§ **Required work**:
1 – In the journal entries, update the part that opens with the words containing "I would of never" and closes with "let her fall...", replacing "last post" with "last entry".
2 – In the journal entries, which character does the writer quote as saying "Believe IT"?
3 – List the titles of all the entries in the journal entries.

§ **Excerpted text**:

####

I'm more or less interested in anything dealing with Itachi but I get interested easily with any manga/anime
I'm not much to talk about an amateur artist trying to put up art for people to see as well as fan art. I hope you like this world I'm probably just do journal entries and compare things in life with some in anime/manga

Happy

I know I had my problems and all...but my life is good...It's good. I see the other troubles in life that effect others but not me...the other troubles are worse than mine...losing a loved one, facing a life and death situation but me...I only faced a life and death situation...and lived....I seen 3 people I care for most be in a life and death situation...and made it through....I am happy that I can live to see tomorrow....As Naruto would say "Believe IT" I know Naruto done his life and death situation and seen his worst losses...yet he fights on...and lives on to see tomorrow...I fight I live to see tomorrow as well as anyone else should. I mean so many people have it better than others and complain...Why? I love my life, my family...there was a time I hated them...my life...my existence meant nothing to me but now it different. A lot different than it was a few years ago....

Funny Shadow

I would of never found this if it wasn't for Elizabeth so enjoy people

Falling

I know I said in my last post... Fri end ship I know... I had her back for so long... to see her fall...into a place I can follow but chose not to....As you fall I thought...reach out to her...or let her fall...
"What do you want me to do?"

####

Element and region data
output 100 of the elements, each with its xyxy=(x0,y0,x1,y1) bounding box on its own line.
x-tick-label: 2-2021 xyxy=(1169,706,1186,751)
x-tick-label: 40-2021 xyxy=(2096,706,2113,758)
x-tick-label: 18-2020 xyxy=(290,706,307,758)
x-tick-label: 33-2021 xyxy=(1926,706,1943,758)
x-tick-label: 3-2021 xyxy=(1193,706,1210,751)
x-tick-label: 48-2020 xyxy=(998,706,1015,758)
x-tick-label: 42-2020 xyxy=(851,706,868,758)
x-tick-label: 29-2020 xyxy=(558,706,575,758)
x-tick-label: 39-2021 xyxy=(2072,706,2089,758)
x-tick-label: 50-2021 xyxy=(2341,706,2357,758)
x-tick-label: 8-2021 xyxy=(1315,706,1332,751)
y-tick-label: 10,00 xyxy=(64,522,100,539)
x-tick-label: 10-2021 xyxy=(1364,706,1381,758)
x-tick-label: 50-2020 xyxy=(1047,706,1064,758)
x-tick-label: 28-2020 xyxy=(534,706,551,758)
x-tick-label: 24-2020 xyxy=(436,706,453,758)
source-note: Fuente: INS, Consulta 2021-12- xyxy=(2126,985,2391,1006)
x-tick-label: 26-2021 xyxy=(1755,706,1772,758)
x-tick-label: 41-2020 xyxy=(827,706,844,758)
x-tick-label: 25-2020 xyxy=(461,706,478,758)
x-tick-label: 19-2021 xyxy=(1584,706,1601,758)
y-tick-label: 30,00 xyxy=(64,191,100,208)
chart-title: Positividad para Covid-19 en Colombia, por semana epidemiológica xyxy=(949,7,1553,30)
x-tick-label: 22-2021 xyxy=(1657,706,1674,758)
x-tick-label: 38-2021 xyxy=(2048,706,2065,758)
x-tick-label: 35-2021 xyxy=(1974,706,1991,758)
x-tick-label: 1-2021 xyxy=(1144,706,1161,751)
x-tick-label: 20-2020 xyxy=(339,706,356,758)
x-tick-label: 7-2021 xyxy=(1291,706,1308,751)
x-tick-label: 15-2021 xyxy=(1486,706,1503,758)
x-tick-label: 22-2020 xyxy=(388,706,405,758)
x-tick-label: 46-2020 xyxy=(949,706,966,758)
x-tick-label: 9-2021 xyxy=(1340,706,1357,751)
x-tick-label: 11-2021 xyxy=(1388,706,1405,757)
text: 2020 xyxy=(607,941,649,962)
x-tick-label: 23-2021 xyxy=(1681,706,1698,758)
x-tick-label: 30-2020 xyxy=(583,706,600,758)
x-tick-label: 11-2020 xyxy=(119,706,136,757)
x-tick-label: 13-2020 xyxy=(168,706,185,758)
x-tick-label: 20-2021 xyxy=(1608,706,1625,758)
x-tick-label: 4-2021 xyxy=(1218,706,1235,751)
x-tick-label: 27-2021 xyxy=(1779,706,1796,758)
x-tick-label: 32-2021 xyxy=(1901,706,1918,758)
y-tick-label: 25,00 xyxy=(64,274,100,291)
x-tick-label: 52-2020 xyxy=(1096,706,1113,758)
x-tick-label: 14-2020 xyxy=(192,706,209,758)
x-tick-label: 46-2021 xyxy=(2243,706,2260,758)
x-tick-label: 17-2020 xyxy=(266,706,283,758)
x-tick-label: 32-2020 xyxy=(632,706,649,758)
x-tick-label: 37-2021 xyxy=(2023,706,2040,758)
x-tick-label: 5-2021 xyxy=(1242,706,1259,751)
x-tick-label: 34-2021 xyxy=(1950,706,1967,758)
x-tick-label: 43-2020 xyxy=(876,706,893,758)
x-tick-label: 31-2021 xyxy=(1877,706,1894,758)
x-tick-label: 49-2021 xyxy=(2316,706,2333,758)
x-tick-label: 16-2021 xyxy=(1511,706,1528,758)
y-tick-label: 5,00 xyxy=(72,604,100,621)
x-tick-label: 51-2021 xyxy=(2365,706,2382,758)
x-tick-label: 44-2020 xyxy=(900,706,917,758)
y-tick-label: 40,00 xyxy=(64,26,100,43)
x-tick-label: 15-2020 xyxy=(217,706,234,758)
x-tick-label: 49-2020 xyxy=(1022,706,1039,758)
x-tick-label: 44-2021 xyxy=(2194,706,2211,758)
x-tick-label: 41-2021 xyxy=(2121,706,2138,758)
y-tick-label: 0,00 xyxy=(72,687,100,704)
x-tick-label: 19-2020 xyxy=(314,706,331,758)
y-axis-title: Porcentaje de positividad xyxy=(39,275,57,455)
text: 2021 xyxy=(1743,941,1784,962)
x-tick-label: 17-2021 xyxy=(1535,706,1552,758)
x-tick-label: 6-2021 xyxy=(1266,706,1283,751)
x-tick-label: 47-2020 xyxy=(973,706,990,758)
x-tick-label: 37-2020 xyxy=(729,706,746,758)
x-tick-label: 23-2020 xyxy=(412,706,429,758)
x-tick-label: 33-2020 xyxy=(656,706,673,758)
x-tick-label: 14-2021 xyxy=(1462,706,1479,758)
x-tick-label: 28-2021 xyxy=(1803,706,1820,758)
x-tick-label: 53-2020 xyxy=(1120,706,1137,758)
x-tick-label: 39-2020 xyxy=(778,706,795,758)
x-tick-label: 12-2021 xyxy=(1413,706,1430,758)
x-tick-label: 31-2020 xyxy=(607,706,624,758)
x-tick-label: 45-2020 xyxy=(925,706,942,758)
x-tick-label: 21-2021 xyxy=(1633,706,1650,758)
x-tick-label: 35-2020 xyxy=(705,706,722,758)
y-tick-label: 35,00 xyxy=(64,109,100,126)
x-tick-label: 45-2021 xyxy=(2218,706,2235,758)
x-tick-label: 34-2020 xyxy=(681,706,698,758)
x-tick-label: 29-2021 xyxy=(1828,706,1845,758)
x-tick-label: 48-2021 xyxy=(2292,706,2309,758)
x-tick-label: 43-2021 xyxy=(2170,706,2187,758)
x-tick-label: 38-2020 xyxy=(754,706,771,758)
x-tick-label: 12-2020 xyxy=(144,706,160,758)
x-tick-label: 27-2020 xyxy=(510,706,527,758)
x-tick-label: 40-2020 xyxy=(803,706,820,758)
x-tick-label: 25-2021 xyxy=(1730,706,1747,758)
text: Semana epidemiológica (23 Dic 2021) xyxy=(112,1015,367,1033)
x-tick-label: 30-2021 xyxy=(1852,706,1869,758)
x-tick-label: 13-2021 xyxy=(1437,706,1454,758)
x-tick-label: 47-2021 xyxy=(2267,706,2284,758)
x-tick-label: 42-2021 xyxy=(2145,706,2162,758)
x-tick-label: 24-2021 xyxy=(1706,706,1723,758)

####

§ **The results**:
1 –
I would of never found this if it wasn't for Elizabeth so enjoy people

Falling

I know I said in my last entry... Fri end ship I know... I had her back for so long... to see her fall...into a place I can follow but chose not to....As you fall I thought...reach out to her...or let her fall...

2 – Naruto

3 –
Happy
Funny Shadow
Falling